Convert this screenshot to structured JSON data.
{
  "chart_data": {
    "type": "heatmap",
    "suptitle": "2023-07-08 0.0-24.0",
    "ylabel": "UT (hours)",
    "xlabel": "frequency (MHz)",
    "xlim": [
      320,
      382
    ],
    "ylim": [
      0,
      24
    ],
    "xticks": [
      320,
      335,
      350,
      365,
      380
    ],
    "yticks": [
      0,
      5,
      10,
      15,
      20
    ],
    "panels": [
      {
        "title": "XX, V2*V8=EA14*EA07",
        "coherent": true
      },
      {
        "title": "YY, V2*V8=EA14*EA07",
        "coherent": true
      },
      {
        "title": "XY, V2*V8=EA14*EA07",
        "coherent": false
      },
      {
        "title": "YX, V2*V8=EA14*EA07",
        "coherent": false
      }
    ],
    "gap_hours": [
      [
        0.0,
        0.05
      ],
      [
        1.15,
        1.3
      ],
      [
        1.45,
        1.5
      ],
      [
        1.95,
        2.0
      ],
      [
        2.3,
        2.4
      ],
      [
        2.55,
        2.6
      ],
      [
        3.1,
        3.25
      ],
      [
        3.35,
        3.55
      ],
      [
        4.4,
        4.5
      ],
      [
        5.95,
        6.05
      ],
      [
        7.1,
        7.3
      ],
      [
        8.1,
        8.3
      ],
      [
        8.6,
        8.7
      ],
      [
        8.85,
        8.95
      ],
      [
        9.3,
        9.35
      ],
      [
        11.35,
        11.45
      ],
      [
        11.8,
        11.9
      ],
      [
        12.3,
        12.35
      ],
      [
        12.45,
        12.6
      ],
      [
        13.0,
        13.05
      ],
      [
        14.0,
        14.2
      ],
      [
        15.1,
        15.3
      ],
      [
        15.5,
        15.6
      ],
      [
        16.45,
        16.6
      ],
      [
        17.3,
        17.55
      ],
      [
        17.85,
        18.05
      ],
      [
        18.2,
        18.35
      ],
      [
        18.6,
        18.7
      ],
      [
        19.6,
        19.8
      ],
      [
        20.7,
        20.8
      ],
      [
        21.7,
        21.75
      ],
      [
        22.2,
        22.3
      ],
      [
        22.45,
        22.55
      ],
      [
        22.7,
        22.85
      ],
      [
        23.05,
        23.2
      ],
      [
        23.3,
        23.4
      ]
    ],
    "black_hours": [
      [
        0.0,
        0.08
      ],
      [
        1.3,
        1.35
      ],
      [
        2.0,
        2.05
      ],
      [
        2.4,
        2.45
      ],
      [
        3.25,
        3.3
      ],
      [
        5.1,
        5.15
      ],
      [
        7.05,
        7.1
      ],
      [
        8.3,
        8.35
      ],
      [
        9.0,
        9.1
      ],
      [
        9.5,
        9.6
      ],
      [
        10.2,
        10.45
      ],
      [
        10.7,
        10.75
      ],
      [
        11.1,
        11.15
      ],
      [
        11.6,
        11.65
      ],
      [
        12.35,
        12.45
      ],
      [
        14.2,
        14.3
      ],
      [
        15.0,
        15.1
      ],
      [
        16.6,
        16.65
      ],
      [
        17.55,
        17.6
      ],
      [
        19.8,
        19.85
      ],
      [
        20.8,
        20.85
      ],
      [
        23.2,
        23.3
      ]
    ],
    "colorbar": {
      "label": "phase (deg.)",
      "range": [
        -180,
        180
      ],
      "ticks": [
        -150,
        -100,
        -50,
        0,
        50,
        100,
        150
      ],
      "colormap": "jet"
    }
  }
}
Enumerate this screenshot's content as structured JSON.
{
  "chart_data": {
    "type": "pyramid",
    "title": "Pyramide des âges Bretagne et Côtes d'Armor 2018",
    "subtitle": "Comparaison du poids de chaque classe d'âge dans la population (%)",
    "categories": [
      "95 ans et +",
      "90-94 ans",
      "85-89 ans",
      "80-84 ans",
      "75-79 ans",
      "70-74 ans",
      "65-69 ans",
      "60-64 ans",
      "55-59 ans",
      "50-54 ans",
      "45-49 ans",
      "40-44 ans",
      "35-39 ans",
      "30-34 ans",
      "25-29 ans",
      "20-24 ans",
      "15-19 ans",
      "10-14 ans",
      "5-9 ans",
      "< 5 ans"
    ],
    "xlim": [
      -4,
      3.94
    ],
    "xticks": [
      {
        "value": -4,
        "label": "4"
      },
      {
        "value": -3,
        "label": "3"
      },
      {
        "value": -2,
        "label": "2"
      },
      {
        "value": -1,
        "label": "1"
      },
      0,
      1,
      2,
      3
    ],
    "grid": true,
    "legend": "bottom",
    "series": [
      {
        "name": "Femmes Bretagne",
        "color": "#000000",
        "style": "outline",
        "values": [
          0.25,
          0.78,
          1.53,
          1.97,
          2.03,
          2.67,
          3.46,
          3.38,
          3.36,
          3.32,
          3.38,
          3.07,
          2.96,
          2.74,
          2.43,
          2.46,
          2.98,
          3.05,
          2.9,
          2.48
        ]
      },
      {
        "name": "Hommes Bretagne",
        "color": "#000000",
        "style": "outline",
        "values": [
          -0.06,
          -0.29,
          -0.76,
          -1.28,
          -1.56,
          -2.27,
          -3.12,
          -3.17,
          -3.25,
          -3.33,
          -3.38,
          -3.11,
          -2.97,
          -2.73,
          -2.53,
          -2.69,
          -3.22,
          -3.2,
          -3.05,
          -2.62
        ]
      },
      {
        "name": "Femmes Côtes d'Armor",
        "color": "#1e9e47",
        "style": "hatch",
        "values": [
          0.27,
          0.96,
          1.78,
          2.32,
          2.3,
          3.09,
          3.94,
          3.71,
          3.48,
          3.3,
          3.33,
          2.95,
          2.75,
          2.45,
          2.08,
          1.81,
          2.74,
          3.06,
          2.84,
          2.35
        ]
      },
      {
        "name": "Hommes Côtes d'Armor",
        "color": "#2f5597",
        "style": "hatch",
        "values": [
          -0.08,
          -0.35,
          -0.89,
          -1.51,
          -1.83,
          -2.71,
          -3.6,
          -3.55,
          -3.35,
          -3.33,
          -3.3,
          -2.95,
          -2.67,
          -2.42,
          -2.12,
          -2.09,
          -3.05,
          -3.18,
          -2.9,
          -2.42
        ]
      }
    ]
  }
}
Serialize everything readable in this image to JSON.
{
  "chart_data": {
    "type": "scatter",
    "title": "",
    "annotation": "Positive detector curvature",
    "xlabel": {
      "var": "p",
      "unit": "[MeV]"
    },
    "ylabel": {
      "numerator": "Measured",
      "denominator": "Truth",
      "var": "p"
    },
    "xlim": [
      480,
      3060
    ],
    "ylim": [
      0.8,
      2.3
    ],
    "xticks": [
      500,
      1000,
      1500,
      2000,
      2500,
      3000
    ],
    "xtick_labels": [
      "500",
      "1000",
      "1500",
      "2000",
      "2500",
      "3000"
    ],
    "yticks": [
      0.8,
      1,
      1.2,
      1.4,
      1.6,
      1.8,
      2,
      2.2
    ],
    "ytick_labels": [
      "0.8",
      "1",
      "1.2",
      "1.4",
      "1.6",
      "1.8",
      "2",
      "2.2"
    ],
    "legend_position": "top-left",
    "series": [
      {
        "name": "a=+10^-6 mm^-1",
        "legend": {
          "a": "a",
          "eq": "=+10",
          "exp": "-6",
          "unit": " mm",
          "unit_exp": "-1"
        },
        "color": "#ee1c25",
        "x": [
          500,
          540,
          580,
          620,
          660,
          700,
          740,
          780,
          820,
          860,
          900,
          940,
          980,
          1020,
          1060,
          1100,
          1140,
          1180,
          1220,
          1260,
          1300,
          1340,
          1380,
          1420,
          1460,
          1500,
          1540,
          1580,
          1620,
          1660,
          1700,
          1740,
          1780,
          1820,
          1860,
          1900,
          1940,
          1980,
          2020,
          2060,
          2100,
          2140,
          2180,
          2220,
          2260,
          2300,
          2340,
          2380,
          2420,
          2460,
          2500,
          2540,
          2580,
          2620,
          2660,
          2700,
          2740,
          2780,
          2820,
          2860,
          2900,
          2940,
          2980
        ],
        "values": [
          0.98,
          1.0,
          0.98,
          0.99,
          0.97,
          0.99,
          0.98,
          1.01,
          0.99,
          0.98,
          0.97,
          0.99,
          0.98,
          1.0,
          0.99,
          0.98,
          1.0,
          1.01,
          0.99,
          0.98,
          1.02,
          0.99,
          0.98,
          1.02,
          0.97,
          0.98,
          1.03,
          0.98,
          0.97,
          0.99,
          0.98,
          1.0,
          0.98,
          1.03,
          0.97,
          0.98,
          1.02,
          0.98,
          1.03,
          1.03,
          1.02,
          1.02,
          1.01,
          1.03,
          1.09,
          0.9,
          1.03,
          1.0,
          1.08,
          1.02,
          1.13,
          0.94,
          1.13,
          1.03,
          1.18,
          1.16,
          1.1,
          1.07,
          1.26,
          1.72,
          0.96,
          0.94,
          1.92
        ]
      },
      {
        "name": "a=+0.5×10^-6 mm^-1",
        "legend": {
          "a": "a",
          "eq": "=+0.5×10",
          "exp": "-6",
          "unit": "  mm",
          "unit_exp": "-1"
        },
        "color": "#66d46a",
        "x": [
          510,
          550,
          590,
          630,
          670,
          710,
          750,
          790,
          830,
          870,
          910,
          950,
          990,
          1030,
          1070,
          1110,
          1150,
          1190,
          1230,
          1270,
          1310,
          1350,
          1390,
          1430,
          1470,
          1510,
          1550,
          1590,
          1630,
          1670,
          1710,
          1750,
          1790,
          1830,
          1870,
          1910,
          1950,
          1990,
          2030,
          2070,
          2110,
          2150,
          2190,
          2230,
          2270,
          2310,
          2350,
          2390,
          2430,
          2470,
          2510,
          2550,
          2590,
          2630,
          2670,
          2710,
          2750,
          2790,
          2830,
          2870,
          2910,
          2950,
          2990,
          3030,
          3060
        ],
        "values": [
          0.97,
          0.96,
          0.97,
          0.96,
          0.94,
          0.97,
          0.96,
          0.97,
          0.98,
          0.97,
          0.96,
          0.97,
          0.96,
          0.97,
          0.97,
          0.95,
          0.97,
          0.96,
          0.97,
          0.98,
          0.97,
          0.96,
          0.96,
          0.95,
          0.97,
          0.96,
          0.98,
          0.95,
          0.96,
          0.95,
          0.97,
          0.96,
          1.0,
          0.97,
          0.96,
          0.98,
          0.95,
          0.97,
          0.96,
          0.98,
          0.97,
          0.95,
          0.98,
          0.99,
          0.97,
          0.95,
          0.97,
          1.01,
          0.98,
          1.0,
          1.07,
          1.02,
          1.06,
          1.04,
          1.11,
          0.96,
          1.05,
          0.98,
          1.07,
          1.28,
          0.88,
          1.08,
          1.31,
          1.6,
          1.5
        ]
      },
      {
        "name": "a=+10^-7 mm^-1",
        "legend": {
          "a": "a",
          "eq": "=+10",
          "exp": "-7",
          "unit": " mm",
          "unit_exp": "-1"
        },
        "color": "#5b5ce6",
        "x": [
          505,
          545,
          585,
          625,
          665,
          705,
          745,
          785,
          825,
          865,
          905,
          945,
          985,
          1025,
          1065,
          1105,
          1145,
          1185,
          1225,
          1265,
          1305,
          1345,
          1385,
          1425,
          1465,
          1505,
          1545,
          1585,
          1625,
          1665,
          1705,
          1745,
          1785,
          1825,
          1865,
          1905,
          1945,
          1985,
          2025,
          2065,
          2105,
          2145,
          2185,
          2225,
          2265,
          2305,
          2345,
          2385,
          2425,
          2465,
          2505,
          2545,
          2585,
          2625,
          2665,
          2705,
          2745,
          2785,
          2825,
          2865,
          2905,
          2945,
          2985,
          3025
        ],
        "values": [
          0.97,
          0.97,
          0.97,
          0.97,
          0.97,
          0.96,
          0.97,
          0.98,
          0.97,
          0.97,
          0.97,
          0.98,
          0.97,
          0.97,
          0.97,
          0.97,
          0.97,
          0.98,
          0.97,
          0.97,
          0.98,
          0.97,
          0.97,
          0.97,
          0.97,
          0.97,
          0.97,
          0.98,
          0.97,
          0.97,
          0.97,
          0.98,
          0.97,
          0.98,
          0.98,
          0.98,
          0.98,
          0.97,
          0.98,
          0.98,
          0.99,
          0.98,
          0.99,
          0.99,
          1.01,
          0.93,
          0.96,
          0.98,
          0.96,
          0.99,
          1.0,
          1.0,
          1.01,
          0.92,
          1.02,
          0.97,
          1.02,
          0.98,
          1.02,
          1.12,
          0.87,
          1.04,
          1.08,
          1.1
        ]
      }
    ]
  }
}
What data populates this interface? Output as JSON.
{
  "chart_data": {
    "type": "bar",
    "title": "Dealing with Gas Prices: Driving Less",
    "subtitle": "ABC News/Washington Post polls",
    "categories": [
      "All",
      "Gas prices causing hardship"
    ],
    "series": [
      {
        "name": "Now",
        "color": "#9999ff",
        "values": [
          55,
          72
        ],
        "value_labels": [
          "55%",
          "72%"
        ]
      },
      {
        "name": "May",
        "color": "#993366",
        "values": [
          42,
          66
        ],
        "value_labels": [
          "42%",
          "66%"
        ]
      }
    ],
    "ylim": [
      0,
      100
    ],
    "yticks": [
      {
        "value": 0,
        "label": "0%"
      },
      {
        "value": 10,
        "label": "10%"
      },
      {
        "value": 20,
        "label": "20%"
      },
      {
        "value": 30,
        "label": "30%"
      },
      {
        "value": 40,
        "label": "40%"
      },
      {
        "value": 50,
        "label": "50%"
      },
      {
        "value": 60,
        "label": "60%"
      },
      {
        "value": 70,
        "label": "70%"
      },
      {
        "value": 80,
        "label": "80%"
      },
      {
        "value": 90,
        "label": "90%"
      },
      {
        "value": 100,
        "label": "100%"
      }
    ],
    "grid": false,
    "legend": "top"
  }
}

• [What you are asked to do]:
In the listing, find every line containing the word "Côtes" and list it.

• [Finished answer]:
    "title": "Pyramide des âges Bretagne et Côtes d'Armor 2018",
        "name": "Femmes Côtes d'Armor",
        "name": "Hommes Côtes d'Armor",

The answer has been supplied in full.